The First Triumvirate of Pompey, Cæsar, and Crassus was a certain presage of the fall of the republic. Crassus, who would not have had the genius to withstand Cæsar, fell in an expedition against the Parthians; and Pompey, who had lost much of his popularity in his later years, was compelled to fly from Rome after Cæsar had passed the Rubicon. . . . The rest is soon told. Pompey was defeated at Pharsalia, and murdered in Egypt in 48 B. C., and Cæsar became master of the world. - DYER.

Never before had a greater number of Roman forces assembled in one place, or under better generals, forces which would easily have subdued the whole world had they been led against barbarians. EUTROPIUS.

Of woes so great was Pharsalia the cause. Let Cannæ yield, a fatal name, and Allia, long condemned in the Roman annals. Rome has marked these as occasions of lighter woes, this day she longs to ignore. — LUCAN.

When betwixt Marius and fierce Sulla tost,
The commonwealth her ancient freedom lost,
Some shadow yet was left, some show of power;
Now e'en the name with Pompey is no more:
Senate and people all at once are gone,
Nor need the tyrant blush to mount the throne.

LUCAN. Tr. Rowe.

Age, thou art shamed:
Rome, thou hast lost the breed of noble bloods.
When went there by an age, since the great flood,
But it was famed with more than with one man?
When could they say, till now, that talked of Rome,
That her wide walls encompassed but one man?
Now is it Rome indeed, and room enough,
When there is in it but one only man.

SHAKESPEARE.

Cæsar was now the master of the Roman world; but, a conspiracy having been formed against him, he was assassinated in the senate-house, at the foot of the statue of his rival Pompey, March 5, 44 B. C.1

In his mantle muffling up his face,

Even at the base of Pompey's statue,

Which all the while ran blood, great Cæsar fell.

SHAKESPEARE.

Strange and startling resemblance between the fate of the founder of the kingdom of this world and of the Founder of the kingdom not of this world, for which the first was a preparation. Each was denounced for making himself a king. Each was maligned as the friend

1 In deorum numerum relatus est non ore modo decernentium sed et persuasione vulgi. — SUETONIUS.

of publicans and sinners; each was betrayed by those whom he had loved and cared for; each was put to death; and Cæsar also was believed to have risen again and ascended into heaven and become a divine being. — FROUDE.

He first the fate of Cæsar did foretell,

And pitied Rome, when Rome in Cæsar fell.

VIRGIL, Georgic I.

The foremost man of all the world.

Instructions to follow
Return, word for word, the stretch of the quotations on Caesar and Pompey from "When betwixt Marius" through "LUCAN. Tr. Rowe.".

Recorded information
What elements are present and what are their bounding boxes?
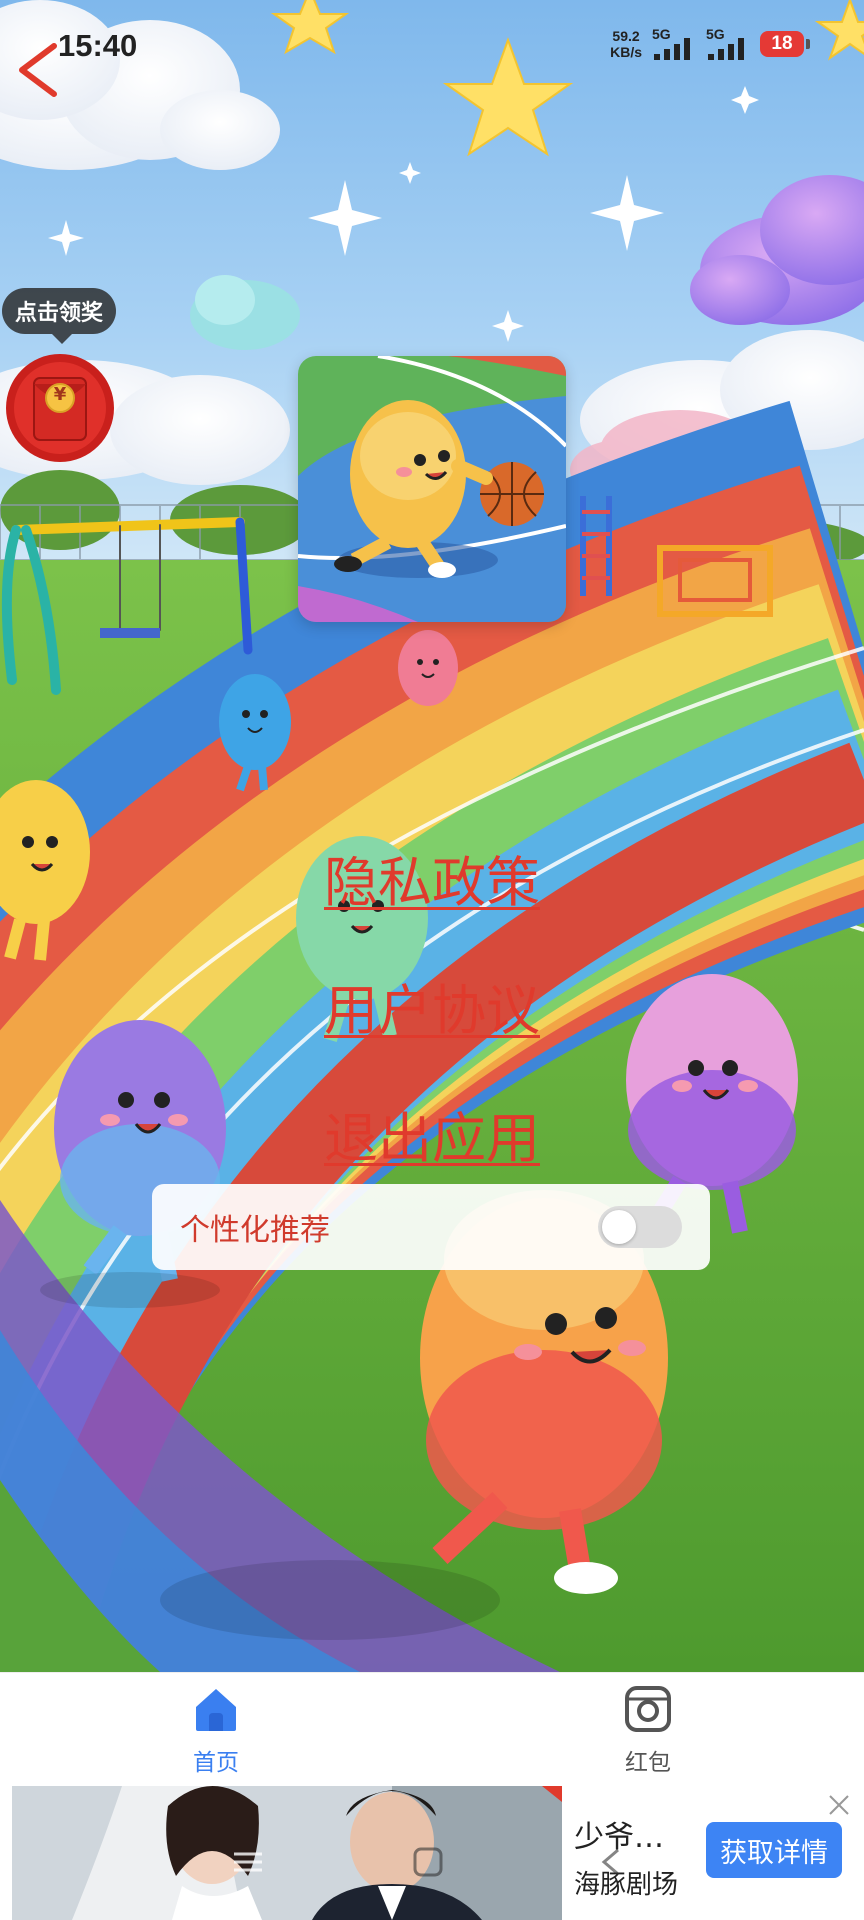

Worked answer
When betwixt Marius and fierce Sulla tost,
The commonwealth her ancient freedom lost,
Some shadow yet was left, some show of power;
Now e'en the name with Pompey is no more:
Senate and people all at once are gone,
Nor need the tyrant blush to mount the throne.

LUCAN. Tr. Rowe.